Record extracts -
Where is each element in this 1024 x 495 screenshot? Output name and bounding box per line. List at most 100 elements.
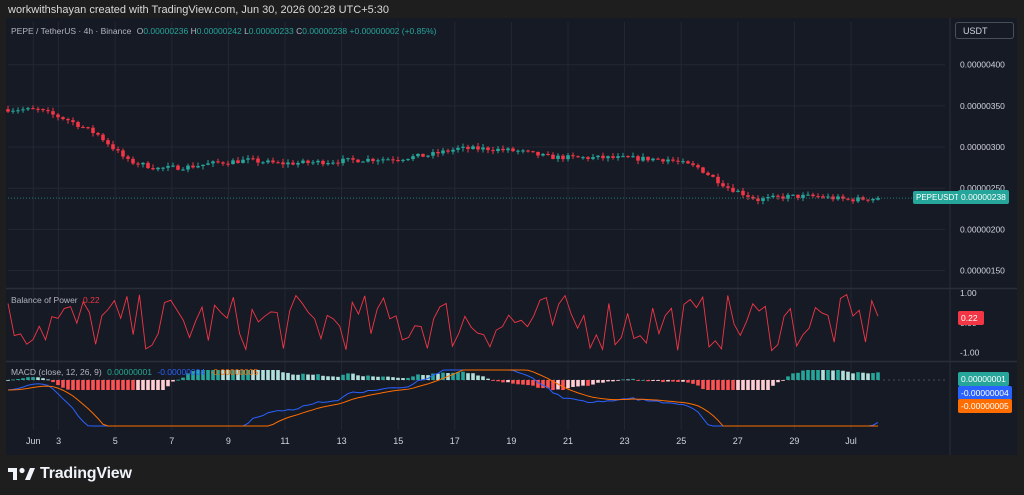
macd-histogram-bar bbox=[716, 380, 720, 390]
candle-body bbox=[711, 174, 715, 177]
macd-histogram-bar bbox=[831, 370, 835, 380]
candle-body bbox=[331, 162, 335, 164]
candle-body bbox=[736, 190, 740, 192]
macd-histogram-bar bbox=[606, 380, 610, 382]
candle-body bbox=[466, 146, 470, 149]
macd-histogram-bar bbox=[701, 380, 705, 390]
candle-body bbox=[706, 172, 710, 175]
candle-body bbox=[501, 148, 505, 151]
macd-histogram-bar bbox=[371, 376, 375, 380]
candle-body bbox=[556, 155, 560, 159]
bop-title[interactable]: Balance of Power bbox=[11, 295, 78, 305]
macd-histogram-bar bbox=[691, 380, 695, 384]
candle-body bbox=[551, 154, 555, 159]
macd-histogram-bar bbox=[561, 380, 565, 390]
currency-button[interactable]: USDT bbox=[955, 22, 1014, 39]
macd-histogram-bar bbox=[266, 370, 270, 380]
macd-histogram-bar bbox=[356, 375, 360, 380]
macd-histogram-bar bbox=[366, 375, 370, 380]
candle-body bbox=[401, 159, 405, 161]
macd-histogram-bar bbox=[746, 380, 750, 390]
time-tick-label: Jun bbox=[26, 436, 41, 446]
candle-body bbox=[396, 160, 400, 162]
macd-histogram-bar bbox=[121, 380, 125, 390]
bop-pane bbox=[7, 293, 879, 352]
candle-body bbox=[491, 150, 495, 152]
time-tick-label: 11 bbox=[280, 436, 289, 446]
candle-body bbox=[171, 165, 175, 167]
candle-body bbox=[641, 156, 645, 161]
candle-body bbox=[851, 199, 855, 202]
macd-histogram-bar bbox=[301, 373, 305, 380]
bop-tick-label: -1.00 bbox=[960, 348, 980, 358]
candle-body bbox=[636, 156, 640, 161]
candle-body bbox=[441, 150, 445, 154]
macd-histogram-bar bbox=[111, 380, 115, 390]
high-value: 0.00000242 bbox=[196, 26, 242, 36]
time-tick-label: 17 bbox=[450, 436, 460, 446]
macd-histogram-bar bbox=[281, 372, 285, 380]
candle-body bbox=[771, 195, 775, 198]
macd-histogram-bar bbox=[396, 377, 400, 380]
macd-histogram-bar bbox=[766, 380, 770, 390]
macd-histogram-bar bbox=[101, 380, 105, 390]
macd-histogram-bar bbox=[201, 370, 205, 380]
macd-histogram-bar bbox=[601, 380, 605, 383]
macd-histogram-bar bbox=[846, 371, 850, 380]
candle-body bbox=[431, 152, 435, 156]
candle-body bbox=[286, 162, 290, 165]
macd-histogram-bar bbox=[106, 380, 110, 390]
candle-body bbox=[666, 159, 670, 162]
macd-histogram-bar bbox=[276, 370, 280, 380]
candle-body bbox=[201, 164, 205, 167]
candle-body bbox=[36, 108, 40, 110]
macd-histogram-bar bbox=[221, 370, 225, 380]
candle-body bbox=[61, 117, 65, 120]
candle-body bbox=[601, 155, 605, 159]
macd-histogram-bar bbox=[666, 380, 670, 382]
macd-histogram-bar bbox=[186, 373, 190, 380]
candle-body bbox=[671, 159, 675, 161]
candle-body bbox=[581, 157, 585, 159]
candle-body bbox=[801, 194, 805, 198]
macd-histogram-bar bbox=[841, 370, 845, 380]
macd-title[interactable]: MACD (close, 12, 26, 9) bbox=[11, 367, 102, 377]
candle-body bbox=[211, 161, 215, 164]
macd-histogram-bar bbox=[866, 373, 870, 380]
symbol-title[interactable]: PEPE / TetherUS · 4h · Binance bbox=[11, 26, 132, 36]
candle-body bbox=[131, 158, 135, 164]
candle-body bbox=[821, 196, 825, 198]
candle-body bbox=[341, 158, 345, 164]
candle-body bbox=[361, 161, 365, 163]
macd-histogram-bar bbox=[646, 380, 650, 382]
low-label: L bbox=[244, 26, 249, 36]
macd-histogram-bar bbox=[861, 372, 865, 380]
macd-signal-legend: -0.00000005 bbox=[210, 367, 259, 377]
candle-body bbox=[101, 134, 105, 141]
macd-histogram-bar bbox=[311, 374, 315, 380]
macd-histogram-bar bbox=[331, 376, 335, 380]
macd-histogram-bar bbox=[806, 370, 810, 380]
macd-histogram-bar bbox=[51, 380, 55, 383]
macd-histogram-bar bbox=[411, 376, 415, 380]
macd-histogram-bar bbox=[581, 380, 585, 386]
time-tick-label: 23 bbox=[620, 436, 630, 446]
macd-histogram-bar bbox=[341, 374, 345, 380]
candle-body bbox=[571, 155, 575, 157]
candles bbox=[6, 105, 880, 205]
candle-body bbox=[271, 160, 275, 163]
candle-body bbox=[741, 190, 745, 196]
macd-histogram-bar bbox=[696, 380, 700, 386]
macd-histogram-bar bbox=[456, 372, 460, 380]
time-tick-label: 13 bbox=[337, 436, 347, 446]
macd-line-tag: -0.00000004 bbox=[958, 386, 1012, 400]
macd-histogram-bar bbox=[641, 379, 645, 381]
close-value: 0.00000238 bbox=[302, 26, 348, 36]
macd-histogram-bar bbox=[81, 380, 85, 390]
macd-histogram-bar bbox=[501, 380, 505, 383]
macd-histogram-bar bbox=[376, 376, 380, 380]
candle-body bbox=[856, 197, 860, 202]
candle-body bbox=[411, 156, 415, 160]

Required work - Pull out every line of the rows above that contains the string "time". Case matters.

Written reply -
time-tick-label: Jun bbox=[26, 436, 41, 446]
time-tick-label: 11 bbox=[280, 436, 289, 446]
time-tick-label: 17 bbox=[450, 436, 460, 446]
time-tick-label: 23 bbox=[620, 436, 630, 446]
time-tick-label: 13 bbox=[337, 436, 347, 446]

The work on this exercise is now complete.